Input:
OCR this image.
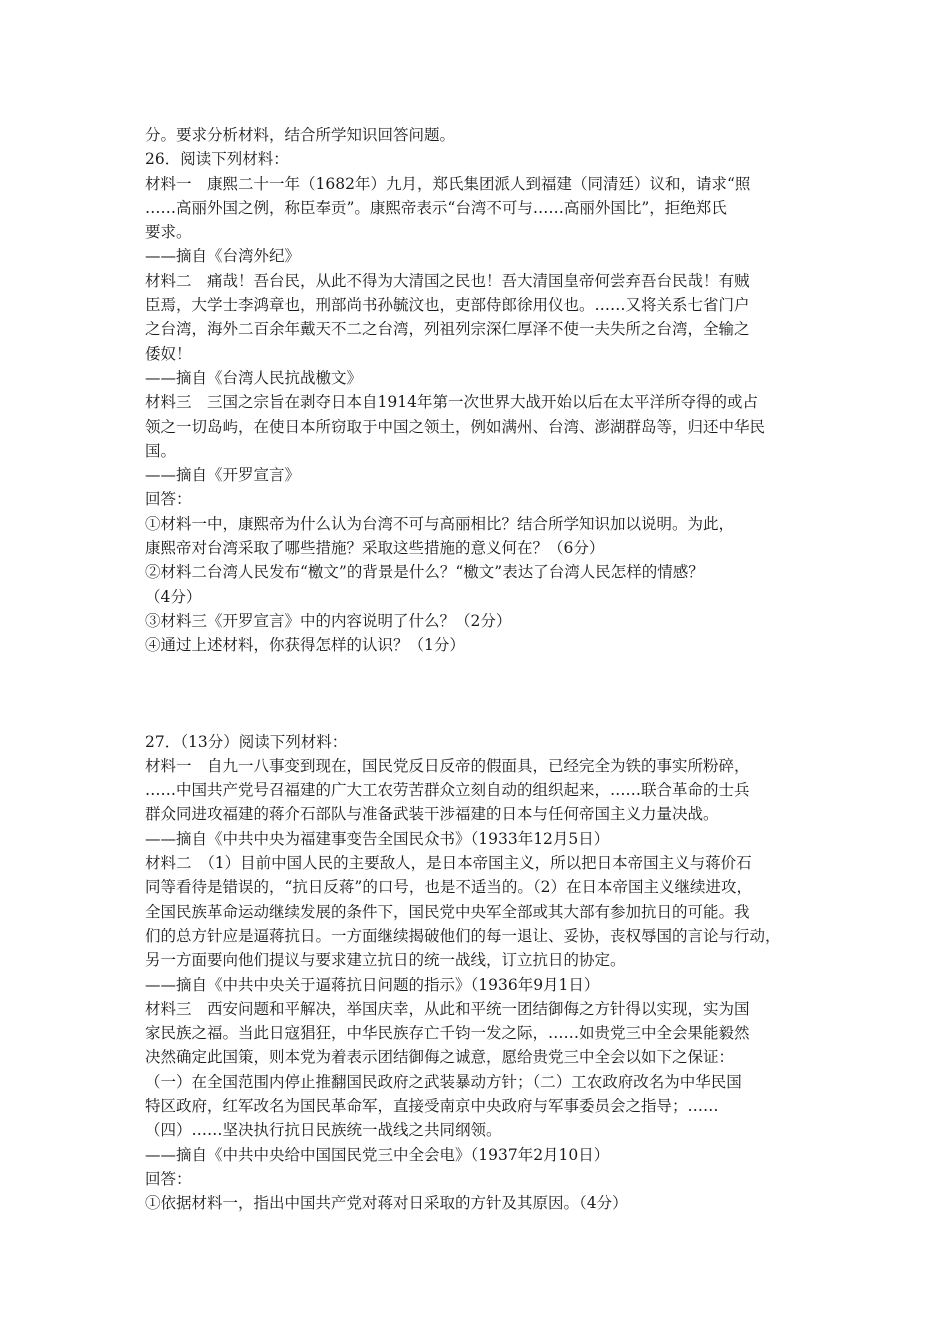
分。要求分析材料，结合所学知识回答问题。
26．阅读下列材料：
材料一　康熙二十一年（1682年）九月，郑氏集团派人到福建（同清廷）议和，请求“照
……高丽外国之例，称臣奉贡”。康熙帝表示“台湾不可与……高丽外国比”，拒绝郑氏
要求。
——摘自《台湾外纪》
材料二　痛哉！吾台民，从此不得为大清国之民也！吾大清国皇帝何尝弃吾台民哉！有贼
臣焉，大学士李鸿章也，刑部尚书孙毓汶也，吏部侍郎徐用仪也。……又将关系七省门户
之台湾，海外二百余年戴天不二之台湾，列祖列宗深仁厚泽不使一夫失所之台湾，全输之
倭奴！
——摘自《台湾人民抗战檄文》
材料三　三国之宗旨在剥夺日本自1914年第一次世界大战开始以后在太平洋所夺得的或占
领之一切岛屿，在使日本所窃取于中国之领土，例如满州、台湾、澎湖群岛等，归还中华民
国。
——摘自《开罗宣言》
回答：
①材料一中，康熙帝为什么认为台湾不可与高丽相比？结合所学知识加以说明。为此，
康熙帝对台湾采取了哪些措施？采取这些措施的意义何在？（6分）
②材料二台湾人民发布“檄文”的背景是什么？“檄文”表达了台湾人民怎样的情感？
（4分）
③材料三《开罗宣言》中的内容说明了什么？（2分）
④通过上述材料，你获得怎样的认识？（1分）
27．（13分）阅读下列材料：
材料一　自九一八事变到现在，国民党反日反帝的假面具，已经完全为铁的事实所粉碎，
……中国共产党号召福建的广大工农劳苦群众立刻自动的组织起来，……联合革命的士兵
群众同进攻福建的蒋介石部队与准备武装干涉福建的日本与任何帝国主义力量决战。
——摘自《中共中央为福建事变告全国民众书》（1933年12月5日）
材料二　（1）目前中国人民的主要敌人，是日本帝国主义，所以把日本帝国主义与蒋价石
同等看待是错误的，“抗日反蒋”的口号，也是不适当的。（2）在日本帝国主义继续进攻，
全国民族革命运动继续发展的条件下，国民党中央军全部或其大部有参加抗日的可能。我
们的总方针应是逼蒋抗日。一方面继续揭破他们的每一退让、妥协，丧权辱国的言论与行动，
另一方面要向他们提议与要求建立抗日的统一战线，订立抗日的协定。
——摘自《中共中央关于逼蒋抗日问题的指示》（1936年9月1日）
材料三　西安问题和平解决，举国庆幸，从此和平统一团结御侮之方针得以实现，实为国
家民族之福。当此日寇猖狂，中华民族存亡千钧一发之际，……如贵党三中全会果能毅然
决然确定此国策，则本党为着表示团结御侮之诚意，愿给贵党三中全会以如下之保证：
（一）在全国范围内停止推翻国民政府之武装暴动方针；（二）工农政府改名为中华民国
特区政府，红军改名为国民革命军，直接受南京中央政府与军事委员会之指导；……
（四）……坚决执行抗日民族统一战线之共同纲领。
——摘自《中共中央给中国国民党三中全会电》（1937年2月10日）
回答：
①依据材料一，指出中国共产党对蒋对日采取的方针及其原因。（4分）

Given request: Restate the whole of the material word for word without the pictures.

Full solution:
OCR this image.
分。要求分析材料，结合所学知识回答问题。
26．阅读下列材料：
材料一　康熙二十一年（1682年）九月，郑氏集团派人到福建（同清廷）议和，请求“照
……高丽外国之例，称臣奉贡”。康熙帝表示“台湾不可与……高丽外国比”，拒绝郑氏
要求。
——摘自《台湾外纪》
材料二　痛哉！吾台民，从此不得为大清国之民也！吾大清国皇帝何尝弃吾台民哉！有贼
臣焉，大学士李鸿章也，刑部尚书孙毓汶也，吏部侍郎徐用仪也。……又将关系七省门户
之台湾，海外二百余年戴天不二之台湾，列祖列宗深仁厚泽不使一夫失所之台湾，全输之
倭奴！
——摘自《台湾人民抗战檄文》
材料三　三国之宗旨在剥夺日本自1914年第一次世界大战开始以后在太平洋所夺得的或占
领之一切岛屿，在使日本所窃取于中国之领土，例如满州、台湾、澎湖群岛等，归还中华民
国。
——摘自《开罗宣言》
回答：
①材料一中，康熙帝为什么认为台湾不可与高丽相比？结合所学知识加以说明。为此，
康熙帝对台湾采取了哪些措施？采取这些措施的意义何在？（6分）
②材料二台湾人民发布“檄文”的背景是什么？“檄文”表达了台湾人民怎样的情感？
（4分）
③材料三《开罗宣言》中的内容说明了什么？（2分）
④通过上述材料，你获得怎样的认识？（1分）
27．（13分）阅读下列材料：
材料一　自九一八事变到现在，国民党反日反帝的假面具，已经完全为铁的事实所粉碎，
……中国共产党号召福建的广大工农劳苦群众立刻自动的组织起来，……联合革命的士兵
群众同进攻福建的蒋介石部队与准备武装干涉福建的日本与任何帝国主义力量决战。
——摘自《中共中央为福建事变告全国民众书》（1933年12月5日）
材料二　（1）目前中国人民的主要敌人，是日本帝国主义，所以把日本帝国主义与蒋价石
同等看待是错误的，“抗日反蒋”的口号，也是不适当的。（2）在日本帝国主义继续进攻，
全国民族革命运动继续发展的条件下，国民党中央军全部或其大部有参加抗日的可能。我
们的总方针应是逼蒋抗日。一方面继续揭破他们的每一退让、妥协，丧权辱国的言论与行动，
另一方面要向他们提议与要求建立抗日的统一战线，订立抗日的协定。
——摘自《中共中央关于逼蒋抗日问题的指示》（1936年9月1日）
材料三　西安问题和平解决，举国庆幸，从此和平统一团结御侮之方针得以实现，实为国
家民族之福。当此日寇猖狂，中华民族存亡千钧一发之际，……如贵党三中全会果能毅然
决然确定此国策，则本党为着表示团结御侮之诚意，愿给贵党三中全会以如下之保证：
（一）在全国范围内停止推翻国民政府之武装暴动方针；（二）工农政府改名为中华民国
特区政府，红军改名为国民革命军，直接受南京中央政府与军事委员会之指导；……
（四）……坚决执行抗日民族统一战线之共同纲领。
——摘自《中共中央给中国国民党三中全会电》（1937年2月10日）
回答：
①依据材料一，指出中国共产党对蒋对日采取的方针及其原因。（4分）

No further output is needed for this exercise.